◆ A block of data ◆
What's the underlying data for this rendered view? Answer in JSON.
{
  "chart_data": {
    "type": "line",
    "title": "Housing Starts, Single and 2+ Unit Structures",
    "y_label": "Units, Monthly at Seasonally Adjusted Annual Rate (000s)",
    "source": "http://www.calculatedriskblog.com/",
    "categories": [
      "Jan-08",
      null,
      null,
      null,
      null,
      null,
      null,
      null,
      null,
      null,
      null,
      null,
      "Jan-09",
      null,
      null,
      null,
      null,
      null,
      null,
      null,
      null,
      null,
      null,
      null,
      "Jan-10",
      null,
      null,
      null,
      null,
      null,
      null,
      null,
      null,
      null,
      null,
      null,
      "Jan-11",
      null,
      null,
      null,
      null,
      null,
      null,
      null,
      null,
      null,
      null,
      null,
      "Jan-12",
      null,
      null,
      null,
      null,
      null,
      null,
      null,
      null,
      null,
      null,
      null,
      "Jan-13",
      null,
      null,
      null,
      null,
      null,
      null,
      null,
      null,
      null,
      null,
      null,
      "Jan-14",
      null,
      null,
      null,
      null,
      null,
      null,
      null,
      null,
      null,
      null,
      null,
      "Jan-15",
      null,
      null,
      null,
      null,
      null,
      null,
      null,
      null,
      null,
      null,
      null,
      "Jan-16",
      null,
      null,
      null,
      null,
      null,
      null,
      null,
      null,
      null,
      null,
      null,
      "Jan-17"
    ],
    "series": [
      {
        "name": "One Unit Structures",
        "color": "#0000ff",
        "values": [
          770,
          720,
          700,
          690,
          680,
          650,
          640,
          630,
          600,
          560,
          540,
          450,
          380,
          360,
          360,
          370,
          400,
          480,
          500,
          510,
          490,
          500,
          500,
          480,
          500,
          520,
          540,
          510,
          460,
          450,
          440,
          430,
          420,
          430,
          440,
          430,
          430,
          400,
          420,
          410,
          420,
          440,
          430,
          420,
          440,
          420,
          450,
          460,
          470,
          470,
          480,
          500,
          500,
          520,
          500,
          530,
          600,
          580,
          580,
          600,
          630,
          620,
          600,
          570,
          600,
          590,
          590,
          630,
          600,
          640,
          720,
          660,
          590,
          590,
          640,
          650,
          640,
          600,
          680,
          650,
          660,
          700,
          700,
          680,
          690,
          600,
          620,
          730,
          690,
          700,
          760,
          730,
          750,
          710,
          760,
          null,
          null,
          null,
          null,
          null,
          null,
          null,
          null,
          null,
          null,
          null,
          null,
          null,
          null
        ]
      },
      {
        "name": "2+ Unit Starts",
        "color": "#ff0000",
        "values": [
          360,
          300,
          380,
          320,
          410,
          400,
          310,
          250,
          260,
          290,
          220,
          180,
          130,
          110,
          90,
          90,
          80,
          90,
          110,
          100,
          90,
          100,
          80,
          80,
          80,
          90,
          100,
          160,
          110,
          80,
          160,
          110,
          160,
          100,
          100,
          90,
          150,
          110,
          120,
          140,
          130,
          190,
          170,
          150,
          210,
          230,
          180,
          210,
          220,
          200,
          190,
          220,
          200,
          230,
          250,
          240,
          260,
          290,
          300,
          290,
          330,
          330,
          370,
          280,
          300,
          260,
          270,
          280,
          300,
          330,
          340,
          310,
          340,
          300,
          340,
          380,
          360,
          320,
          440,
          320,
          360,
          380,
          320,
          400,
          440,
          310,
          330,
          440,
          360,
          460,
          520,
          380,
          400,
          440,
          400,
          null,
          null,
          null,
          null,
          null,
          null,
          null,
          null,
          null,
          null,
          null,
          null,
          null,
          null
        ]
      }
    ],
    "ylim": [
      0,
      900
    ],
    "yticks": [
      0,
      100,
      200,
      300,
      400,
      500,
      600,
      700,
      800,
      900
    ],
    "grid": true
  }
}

...

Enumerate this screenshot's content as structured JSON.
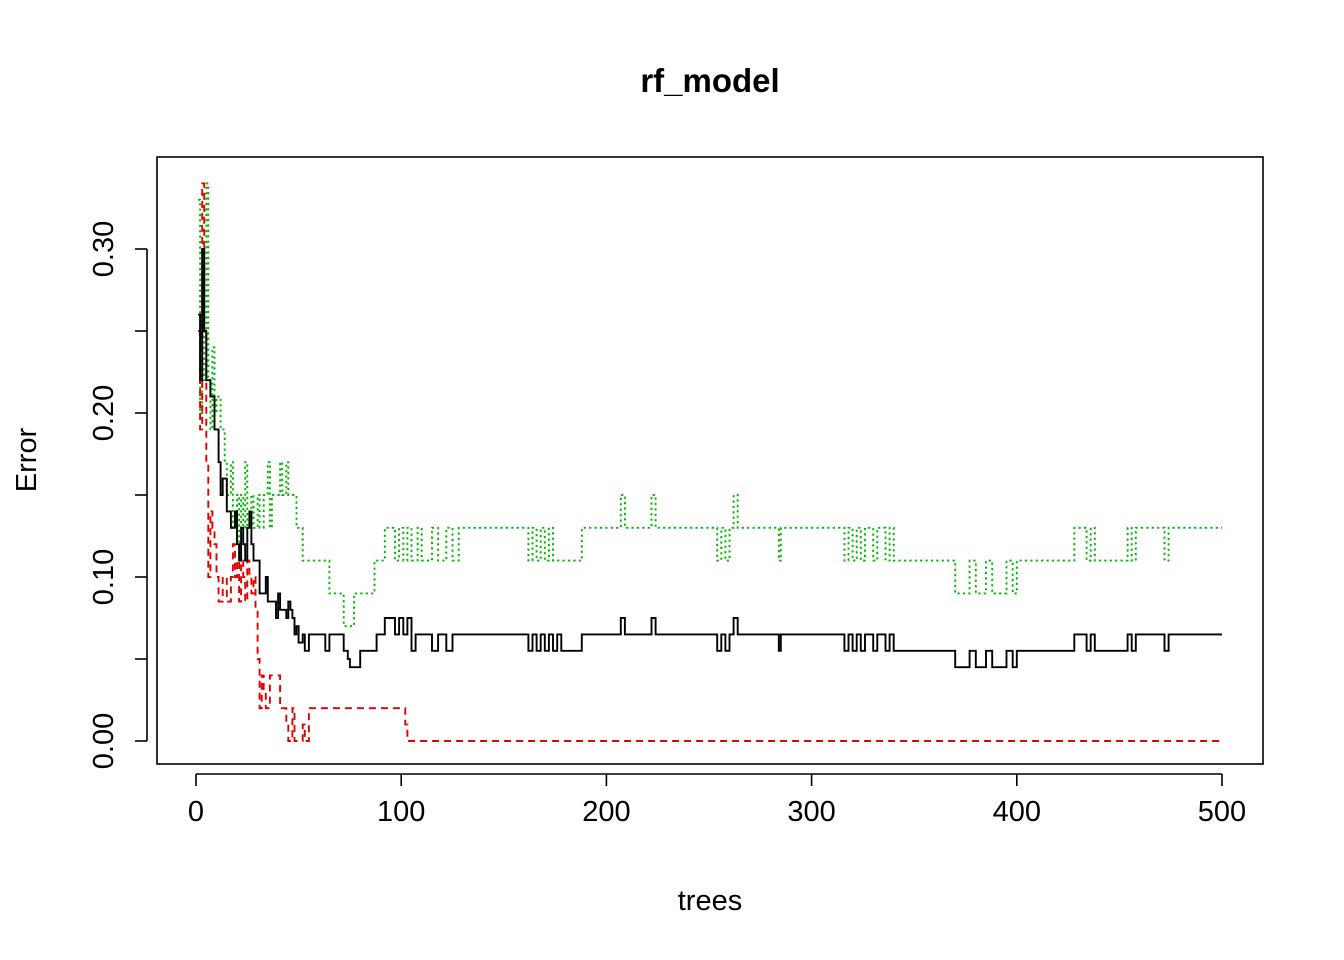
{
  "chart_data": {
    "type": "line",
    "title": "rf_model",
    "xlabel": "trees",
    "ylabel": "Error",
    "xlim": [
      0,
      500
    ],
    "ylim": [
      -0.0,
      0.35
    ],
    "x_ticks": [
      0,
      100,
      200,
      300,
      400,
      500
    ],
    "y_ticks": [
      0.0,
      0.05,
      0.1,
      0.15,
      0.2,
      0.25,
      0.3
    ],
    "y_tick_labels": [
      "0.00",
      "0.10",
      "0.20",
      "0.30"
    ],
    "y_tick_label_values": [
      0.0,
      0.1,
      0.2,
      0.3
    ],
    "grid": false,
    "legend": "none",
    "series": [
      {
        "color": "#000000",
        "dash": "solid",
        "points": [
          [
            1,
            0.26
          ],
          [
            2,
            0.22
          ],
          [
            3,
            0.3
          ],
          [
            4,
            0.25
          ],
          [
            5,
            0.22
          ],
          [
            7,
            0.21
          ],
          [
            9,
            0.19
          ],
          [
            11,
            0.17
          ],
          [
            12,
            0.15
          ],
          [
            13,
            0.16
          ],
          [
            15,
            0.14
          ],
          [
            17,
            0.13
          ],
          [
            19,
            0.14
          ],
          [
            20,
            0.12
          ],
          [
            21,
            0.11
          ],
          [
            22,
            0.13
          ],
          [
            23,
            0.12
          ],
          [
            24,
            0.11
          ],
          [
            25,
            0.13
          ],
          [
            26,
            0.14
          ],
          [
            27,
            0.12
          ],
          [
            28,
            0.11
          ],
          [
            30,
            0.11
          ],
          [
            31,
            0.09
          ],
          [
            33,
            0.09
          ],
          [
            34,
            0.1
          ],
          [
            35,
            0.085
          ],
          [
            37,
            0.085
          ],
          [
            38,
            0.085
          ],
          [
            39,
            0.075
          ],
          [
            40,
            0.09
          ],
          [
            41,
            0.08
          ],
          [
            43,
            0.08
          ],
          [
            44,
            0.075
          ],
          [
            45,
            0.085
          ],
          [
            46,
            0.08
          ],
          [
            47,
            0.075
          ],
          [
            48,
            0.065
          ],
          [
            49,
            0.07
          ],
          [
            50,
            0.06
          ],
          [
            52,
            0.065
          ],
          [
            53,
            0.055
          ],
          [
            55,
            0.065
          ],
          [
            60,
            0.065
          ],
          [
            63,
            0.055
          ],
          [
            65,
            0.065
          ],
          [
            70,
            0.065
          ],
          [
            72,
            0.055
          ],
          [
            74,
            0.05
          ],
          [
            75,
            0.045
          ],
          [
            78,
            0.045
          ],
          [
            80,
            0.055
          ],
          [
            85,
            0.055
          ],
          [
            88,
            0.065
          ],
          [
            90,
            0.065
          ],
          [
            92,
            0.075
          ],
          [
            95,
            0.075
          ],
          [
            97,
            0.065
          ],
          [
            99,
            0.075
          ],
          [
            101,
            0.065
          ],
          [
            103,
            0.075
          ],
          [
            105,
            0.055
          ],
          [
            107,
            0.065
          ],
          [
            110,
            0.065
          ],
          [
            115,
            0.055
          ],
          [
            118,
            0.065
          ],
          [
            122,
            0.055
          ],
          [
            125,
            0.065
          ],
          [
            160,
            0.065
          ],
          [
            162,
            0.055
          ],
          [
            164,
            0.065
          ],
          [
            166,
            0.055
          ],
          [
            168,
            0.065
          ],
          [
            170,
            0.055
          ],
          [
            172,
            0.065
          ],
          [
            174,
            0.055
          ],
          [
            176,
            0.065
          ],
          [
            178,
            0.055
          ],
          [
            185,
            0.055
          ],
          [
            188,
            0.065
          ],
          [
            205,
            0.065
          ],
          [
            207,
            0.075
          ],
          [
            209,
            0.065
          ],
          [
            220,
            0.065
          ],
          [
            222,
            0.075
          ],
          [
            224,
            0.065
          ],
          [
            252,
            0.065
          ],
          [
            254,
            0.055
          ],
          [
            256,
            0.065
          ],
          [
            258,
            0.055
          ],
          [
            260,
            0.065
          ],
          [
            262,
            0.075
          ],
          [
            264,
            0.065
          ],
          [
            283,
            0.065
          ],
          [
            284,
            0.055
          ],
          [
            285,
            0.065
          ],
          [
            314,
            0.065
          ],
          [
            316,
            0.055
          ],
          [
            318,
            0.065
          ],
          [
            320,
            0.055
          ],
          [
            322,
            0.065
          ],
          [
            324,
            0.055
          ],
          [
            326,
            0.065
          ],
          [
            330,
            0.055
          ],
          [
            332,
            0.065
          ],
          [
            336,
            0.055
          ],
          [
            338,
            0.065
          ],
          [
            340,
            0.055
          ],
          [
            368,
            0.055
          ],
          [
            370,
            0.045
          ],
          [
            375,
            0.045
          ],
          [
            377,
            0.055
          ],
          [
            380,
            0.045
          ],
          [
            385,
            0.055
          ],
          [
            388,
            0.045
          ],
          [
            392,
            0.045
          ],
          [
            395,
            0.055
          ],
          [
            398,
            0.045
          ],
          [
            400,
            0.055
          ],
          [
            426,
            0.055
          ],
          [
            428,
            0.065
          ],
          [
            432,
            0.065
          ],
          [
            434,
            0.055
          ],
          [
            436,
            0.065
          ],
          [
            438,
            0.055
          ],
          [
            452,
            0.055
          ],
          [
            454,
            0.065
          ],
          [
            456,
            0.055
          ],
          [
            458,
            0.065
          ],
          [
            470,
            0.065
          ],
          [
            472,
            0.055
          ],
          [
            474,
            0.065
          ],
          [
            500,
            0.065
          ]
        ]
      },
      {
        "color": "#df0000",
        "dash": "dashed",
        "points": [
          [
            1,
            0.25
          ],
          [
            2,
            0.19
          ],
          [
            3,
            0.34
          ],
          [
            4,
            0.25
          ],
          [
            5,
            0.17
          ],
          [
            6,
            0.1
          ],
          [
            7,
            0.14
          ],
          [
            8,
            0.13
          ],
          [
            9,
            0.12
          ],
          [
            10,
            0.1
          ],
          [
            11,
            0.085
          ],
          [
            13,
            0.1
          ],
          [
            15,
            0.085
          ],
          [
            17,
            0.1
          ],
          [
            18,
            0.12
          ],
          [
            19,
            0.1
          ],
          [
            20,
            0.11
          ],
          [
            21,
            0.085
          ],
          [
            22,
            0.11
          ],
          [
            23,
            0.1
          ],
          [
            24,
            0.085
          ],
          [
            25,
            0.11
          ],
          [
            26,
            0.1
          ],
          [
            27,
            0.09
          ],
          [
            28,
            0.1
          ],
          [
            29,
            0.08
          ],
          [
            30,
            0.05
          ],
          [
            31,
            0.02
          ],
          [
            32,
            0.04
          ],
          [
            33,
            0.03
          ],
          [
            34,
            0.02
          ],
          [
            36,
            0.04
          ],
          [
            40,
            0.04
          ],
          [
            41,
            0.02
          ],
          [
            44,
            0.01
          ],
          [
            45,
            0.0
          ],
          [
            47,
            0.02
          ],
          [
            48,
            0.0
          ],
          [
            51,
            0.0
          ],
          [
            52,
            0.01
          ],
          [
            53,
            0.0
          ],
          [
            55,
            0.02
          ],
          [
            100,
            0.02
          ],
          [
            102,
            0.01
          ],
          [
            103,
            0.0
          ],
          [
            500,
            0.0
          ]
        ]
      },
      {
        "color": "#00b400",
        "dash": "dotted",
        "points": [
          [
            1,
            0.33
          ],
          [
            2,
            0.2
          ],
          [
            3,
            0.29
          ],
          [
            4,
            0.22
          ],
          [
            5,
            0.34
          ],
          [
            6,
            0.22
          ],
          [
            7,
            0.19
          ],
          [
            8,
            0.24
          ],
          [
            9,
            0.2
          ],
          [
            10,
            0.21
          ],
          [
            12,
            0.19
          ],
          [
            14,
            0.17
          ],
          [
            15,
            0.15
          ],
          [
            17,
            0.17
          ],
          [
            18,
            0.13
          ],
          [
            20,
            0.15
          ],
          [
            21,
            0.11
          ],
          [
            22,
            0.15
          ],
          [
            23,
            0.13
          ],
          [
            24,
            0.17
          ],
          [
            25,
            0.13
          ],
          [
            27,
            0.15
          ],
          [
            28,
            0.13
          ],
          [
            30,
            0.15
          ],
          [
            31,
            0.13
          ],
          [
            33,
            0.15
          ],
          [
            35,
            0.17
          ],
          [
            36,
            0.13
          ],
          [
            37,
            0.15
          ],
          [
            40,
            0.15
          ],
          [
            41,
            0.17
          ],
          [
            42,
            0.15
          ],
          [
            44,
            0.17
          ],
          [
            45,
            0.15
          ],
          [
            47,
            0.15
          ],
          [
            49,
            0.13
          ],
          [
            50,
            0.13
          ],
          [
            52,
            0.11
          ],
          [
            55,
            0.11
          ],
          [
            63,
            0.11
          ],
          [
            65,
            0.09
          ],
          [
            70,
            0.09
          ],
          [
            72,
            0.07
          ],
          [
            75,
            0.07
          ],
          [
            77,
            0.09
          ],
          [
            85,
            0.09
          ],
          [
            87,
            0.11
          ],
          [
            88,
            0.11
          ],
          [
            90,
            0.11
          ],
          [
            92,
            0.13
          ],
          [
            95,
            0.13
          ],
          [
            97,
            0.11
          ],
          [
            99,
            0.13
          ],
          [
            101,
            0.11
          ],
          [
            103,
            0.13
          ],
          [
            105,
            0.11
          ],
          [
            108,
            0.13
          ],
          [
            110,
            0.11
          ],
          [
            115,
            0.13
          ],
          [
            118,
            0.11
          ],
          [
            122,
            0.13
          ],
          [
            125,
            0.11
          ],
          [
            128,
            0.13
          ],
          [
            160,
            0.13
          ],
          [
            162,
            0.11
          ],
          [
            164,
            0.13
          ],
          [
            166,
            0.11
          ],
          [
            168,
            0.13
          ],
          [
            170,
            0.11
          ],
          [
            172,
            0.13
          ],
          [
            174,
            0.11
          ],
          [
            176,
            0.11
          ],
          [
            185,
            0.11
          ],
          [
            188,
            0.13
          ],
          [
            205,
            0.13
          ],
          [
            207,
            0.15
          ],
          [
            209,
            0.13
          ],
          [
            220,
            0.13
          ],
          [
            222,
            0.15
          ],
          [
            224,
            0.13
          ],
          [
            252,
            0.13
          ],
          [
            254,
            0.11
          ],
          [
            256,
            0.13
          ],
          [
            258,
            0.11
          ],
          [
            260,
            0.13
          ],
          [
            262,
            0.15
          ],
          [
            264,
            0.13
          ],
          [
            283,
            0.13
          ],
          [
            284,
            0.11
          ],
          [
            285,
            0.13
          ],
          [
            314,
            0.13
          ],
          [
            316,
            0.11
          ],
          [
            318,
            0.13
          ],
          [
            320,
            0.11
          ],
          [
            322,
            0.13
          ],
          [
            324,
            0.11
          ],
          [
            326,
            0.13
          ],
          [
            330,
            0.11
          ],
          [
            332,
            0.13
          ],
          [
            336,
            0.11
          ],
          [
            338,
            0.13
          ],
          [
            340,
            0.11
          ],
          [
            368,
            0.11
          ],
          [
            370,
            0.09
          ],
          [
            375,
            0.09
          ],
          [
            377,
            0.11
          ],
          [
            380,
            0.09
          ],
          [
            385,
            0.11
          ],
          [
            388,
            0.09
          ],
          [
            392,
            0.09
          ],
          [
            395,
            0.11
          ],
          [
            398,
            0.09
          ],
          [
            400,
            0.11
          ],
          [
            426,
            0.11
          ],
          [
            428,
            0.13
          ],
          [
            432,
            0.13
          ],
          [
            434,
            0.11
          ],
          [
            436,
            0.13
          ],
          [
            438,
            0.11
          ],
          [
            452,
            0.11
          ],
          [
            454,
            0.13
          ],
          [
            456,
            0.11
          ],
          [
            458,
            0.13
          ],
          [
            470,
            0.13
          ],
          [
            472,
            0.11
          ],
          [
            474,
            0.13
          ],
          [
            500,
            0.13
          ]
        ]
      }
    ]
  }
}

--

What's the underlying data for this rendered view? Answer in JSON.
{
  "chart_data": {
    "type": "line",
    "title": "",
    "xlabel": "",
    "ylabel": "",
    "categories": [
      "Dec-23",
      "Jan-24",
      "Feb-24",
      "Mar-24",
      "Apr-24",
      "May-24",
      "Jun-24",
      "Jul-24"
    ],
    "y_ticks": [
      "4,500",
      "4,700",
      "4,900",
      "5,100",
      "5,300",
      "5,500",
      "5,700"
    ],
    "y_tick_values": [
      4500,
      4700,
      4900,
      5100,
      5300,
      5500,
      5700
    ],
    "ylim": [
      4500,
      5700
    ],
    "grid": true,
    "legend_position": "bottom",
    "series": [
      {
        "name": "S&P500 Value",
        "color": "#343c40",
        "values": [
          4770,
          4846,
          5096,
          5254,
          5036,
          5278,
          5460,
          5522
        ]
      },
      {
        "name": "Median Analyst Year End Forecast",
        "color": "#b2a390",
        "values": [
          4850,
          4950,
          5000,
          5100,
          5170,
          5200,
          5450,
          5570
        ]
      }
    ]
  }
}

◆ What to do ◆
Look over the listing above. Pick out and copy every line that includes "title".

◆ Exercise solution ◆
    "title": "Housing Starts, Single and 2+ Unit Structures",
    "title": "rf_model",
    "title": "",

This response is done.